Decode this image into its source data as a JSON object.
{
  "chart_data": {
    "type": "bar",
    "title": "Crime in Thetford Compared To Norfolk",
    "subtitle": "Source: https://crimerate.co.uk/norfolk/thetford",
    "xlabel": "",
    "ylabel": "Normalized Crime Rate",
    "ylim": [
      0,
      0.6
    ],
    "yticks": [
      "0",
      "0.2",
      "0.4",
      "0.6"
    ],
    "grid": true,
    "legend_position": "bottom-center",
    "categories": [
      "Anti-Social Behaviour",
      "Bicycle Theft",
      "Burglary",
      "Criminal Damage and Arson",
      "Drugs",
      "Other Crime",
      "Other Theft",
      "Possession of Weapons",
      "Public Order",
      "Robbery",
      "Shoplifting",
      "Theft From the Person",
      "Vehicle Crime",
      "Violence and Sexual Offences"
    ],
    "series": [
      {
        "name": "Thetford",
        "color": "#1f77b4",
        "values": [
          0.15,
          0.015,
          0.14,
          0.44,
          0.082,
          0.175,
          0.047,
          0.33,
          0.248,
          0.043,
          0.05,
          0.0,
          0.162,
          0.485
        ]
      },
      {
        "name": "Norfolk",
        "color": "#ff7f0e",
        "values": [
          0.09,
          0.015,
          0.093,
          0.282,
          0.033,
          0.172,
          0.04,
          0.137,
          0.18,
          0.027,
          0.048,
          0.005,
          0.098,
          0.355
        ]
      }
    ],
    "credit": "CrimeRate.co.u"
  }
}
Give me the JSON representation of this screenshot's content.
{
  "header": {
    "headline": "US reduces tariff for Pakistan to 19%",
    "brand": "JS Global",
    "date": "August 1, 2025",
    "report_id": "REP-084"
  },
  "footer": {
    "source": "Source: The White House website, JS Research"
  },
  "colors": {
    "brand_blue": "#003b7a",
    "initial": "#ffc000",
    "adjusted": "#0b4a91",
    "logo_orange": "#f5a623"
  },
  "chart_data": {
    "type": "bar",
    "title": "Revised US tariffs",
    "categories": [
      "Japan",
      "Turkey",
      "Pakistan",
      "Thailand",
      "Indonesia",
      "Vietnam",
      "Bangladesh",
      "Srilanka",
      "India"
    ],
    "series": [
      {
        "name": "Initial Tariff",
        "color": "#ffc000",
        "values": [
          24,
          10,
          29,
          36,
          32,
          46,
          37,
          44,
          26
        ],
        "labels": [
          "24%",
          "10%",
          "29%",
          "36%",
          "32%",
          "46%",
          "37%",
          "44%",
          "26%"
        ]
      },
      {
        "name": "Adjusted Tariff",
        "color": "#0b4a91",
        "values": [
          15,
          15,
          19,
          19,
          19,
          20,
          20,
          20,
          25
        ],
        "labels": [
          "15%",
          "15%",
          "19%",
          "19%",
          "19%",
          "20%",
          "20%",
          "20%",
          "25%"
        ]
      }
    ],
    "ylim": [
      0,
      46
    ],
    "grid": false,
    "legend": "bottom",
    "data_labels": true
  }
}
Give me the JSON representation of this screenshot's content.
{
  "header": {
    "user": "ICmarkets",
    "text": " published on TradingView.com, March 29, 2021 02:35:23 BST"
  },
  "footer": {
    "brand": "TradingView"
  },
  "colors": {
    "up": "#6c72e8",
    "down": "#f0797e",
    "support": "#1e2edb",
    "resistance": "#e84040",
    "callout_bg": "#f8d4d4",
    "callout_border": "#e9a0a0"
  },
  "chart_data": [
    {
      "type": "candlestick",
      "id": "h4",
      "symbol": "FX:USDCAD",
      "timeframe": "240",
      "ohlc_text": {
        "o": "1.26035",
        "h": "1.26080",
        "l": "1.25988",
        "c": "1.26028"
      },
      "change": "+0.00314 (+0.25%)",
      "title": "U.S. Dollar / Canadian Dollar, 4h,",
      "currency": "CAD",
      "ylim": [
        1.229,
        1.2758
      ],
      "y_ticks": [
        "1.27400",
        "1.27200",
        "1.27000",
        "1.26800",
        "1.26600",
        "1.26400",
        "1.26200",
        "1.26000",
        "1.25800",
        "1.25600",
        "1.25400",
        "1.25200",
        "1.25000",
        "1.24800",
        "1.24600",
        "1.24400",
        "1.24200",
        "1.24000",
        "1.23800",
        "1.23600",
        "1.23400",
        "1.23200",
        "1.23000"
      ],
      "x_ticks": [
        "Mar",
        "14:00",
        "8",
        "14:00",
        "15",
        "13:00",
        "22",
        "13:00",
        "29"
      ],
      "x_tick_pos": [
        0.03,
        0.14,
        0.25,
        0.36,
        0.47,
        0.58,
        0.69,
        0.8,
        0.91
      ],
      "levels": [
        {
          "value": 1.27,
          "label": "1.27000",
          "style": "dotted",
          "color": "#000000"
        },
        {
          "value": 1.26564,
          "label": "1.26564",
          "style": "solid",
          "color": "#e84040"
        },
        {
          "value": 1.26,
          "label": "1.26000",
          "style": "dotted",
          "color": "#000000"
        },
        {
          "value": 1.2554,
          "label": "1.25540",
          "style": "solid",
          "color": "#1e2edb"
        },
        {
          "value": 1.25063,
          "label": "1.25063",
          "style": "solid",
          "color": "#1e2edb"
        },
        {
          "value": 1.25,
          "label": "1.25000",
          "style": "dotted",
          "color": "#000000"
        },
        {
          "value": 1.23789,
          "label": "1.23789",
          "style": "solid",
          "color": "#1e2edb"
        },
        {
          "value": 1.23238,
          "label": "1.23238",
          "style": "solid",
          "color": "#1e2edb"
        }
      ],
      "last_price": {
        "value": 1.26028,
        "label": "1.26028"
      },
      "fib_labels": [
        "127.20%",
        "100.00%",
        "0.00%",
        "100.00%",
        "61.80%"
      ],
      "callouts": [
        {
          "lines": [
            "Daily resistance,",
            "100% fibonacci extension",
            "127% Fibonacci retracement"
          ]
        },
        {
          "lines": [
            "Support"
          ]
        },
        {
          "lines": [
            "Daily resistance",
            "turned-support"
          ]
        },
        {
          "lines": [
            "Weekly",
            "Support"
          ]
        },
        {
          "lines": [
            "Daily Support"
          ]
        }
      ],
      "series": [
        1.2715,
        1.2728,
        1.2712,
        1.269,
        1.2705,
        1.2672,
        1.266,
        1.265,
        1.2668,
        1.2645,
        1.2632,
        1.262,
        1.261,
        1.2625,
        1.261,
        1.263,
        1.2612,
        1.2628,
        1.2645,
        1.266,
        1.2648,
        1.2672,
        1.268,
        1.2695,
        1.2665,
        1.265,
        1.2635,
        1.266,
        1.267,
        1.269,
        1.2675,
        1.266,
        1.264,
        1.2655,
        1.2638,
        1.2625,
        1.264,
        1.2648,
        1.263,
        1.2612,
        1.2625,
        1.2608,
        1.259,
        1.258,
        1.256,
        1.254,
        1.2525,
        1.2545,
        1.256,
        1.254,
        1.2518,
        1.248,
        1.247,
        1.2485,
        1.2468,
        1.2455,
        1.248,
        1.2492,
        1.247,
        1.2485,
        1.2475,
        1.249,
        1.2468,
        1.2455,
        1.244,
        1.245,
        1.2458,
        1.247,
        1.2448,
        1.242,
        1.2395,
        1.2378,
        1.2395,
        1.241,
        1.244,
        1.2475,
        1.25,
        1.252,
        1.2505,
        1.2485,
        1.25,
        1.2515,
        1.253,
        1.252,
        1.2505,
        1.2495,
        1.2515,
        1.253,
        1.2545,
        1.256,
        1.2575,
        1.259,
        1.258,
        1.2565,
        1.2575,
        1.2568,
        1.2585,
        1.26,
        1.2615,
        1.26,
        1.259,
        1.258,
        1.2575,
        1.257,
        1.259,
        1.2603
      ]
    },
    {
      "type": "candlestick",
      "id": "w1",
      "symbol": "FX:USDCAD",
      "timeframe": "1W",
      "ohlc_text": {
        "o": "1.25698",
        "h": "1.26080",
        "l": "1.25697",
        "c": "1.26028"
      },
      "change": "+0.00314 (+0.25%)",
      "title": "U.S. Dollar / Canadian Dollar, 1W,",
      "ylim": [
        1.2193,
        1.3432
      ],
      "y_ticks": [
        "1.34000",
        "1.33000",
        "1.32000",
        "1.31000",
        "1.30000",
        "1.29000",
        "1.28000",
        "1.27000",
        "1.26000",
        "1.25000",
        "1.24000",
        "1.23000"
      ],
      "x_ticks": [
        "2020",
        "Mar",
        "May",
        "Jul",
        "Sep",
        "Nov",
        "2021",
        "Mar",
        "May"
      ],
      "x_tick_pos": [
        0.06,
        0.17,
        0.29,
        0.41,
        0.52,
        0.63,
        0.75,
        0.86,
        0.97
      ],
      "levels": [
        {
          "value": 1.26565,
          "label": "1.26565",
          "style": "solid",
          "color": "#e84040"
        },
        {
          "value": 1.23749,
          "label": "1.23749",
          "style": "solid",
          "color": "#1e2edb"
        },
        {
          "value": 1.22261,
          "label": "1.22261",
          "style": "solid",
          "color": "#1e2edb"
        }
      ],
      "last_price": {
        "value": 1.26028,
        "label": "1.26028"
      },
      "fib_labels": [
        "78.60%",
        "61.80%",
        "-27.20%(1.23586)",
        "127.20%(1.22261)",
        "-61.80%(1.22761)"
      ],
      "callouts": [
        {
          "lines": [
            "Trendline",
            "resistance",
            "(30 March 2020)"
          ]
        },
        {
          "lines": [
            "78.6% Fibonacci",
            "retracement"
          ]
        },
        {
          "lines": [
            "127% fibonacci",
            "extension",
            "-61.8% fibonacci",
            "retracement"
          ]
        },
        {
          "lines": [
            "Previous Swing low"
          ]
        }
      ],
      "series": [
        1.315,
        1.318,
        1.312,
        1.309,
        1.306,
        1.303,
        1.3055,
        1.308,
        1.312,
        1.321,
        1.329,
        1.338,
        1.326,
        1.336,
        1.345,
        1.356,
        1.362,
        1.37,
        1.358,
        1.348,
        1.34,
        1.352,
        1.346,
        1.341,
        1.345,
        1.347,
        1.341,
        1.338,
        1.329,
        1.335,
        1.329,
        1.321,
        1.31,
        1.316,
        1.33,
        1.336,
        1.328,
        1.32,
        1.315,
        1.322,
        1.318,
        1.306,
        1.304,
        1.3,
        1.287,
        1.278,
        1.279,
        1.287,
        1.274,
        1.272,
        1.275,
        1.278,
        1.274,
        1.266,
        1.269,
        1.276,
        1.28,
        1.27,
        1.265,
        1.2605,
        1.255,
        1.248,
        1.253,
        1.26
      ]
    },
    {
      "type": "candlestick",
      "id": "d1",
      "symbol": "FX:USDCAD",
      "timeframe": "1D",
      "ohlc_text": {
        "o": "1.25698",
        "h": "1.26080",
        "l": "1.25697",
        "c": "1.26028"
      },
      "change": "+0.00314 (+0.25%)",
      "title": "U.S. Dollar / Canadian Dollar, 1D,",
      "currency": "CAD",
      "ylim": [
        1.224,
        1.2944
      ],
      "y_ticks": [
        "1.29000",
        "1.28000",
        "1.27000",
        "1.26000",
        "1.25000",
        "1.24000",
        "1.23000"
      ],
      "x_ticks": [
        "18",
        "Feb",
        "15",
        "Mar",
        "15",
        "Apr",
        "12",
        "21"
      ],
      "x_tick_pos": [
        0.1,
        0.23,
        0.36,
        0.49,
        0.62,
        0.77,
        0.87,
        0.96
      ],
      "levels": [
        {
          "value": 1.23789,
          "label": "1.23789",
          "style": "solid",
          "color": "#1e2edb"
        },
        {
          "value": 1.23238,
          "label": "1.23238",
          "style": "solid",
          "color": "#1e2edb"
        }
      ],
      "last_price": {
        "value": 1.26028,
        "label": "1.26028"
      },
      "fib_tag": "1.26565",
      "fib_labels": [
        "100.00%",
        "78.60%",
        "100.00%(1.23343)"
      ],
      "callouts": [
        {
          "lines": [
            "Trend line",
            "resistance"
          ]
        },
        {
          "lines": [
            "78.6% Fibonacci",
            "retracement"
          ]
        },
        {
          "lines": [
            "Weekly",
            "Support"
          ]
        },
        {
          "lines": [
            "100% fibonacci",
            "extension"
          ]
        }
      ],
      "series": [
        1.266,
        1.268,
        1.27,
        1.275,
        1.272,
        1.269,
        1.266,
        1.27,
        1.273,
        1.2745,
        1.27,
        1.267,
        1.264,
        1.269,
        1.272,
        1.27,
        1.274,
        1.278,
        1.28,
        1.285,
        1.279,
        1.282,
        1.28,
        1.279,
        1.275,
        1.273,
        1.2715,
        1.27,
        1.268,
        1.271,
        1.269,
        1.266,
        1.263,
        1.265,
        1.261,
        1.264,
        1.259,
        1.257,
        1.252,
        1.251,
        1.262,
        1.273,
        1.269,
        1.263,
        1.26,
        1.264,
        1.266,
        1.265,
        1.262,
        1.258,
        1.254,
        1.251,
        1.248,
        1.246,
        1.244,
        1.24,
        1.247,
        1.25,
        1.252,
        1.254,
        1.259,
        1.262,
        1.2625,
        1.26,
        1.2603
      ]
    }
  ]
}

* **YOUR TASK**
Pull out every line of the records that includes the string "March".

* **SOLUTION FOR THIS TASK**
    "text": " published on TradingView.com, March 29, 2021 02:35:23 BST"
            "(30 March 2020)"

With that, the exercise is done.